-- Start TEXT EXTRACT --

Otherwise it will make reading the logs harder, specifically when several resources are starting concurrently.

Regards,
Ulrich

>>> Reid Wahl <nwahl at redhat.com> schrieb am 05.02.2021 um 11:08 in Nachricht
<CAPiuu99SzKMsrxG9dw4y5+ZOFcNG3EAHpJP=zFUbcTibVzuDLw at mail.gmail.com>:
> Hi, Ulrich. I presume you're talking about the log_finished line, which
> looks like this in pacemaker.log:
> 
> Feb 05 01:48:47.192 fastvm-rhel-8-0-23 pacemaker-execd     [15446]
> (log_finished at execd_commands.c:214)  info: dummy start (call 23, PID 18743)
> exited with status 0 (execution time 11ms, queue time 0ms)
> 
> Is that correct?

Yes. The detail is visible in pacemaker.log only.

-- End TEXT EXTRACT --
-- Start INFORMATION SUPPLIED --

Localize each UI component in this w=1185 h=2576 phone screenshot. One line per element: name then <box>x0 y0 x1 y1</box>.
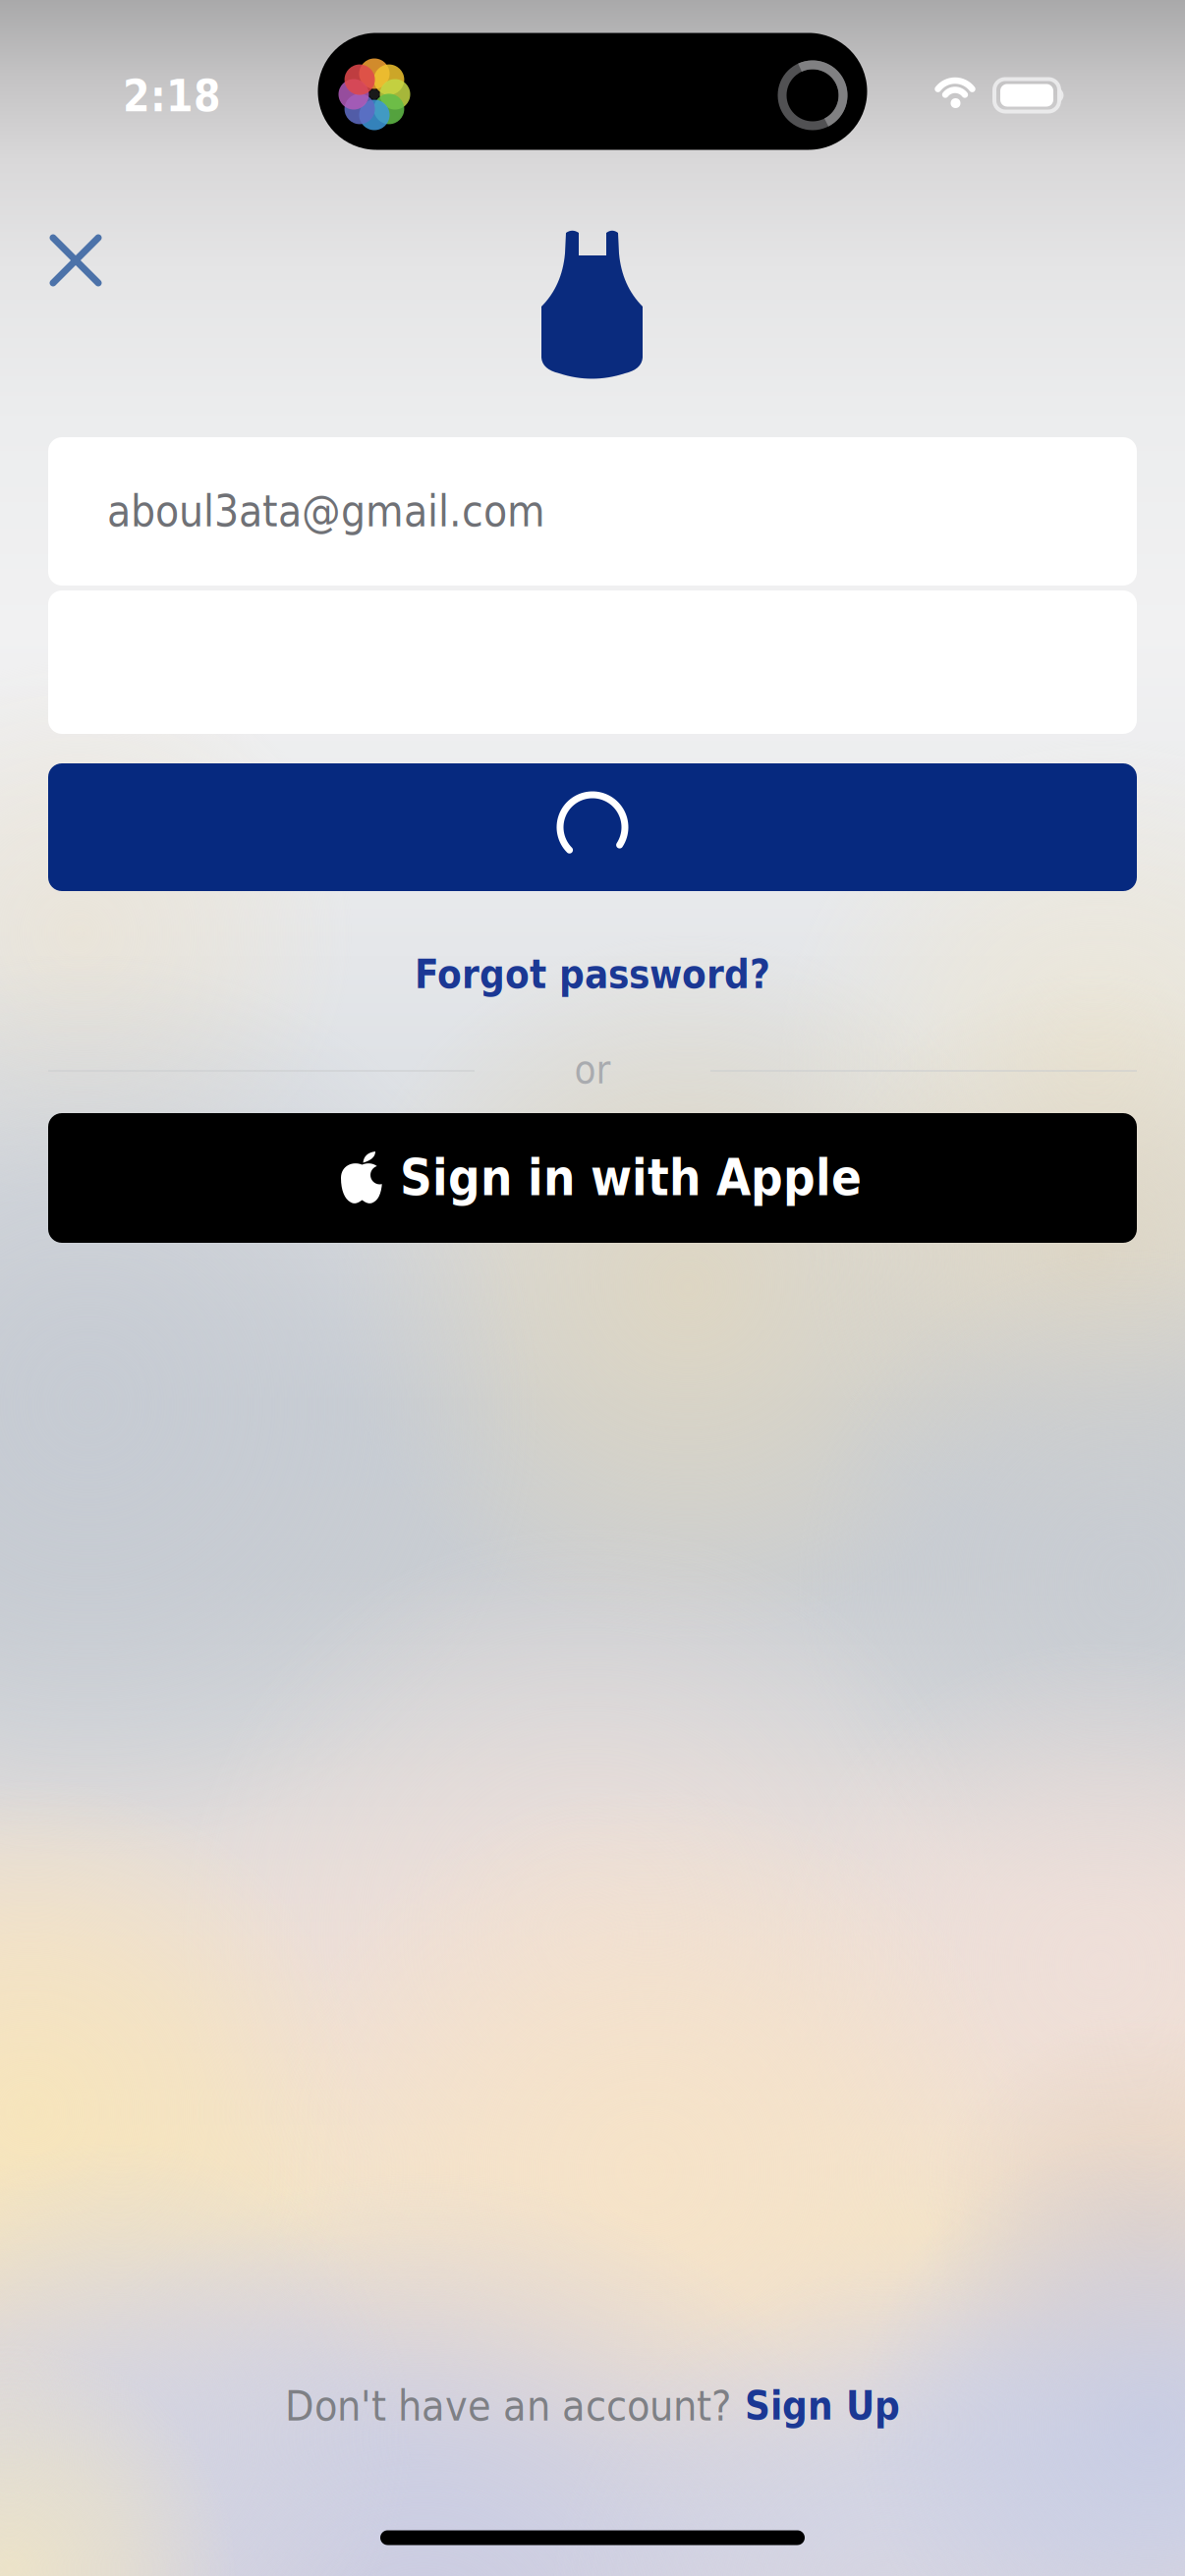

-- End INFORMATION SUPPLIED --

## INSTRUCTIONS
- 1) According to the mailing-list excerpt, in which log file is the detail visible?
- 2) Reproduce the mailing-list excerpt from "Otherwise it will" to "23, PID 18743)".
- 3) Translate this sentence from the mailing-list excerpt into Spanish: "Otherwise it will make reading the logs harder, specifically when several resources are starting concurrently."
The listing comes from a separate source.

## RESULTS OF THE TASKS
- 1) The detail is visible only in pacemaker.log.

- 2)
Otherwise it will make reading the logs harder, specifically when several resources are starting concurrently.

Regards,
Ulrich

>>> Reid Wahl <nwahl at redhat.com> schrieb am 05.02.2021 um 11:08 in Nachricht
<CAPiuu99SzKMsrxG9dw4y5+ZOFcNG3EAHpJP=zFUbcTibVzuDLw at mail.gmail.com>:
> Hi, Ulrich. I presume you're talking about the log_finished line, which
> looks like this in pacemaker.log:
> 
> Feb 05 01:48:47.192 fastvm-rhel-8-0-23 pacemaker-execd     [15446]
> (log_finished at execd_commands.c:214)  info: dummy start (call 23, PID 18743)

- 3) De lo contrario, hará más difícil la lectura de los registros, específicamente cuando varios recursos se inician de forma simultánea.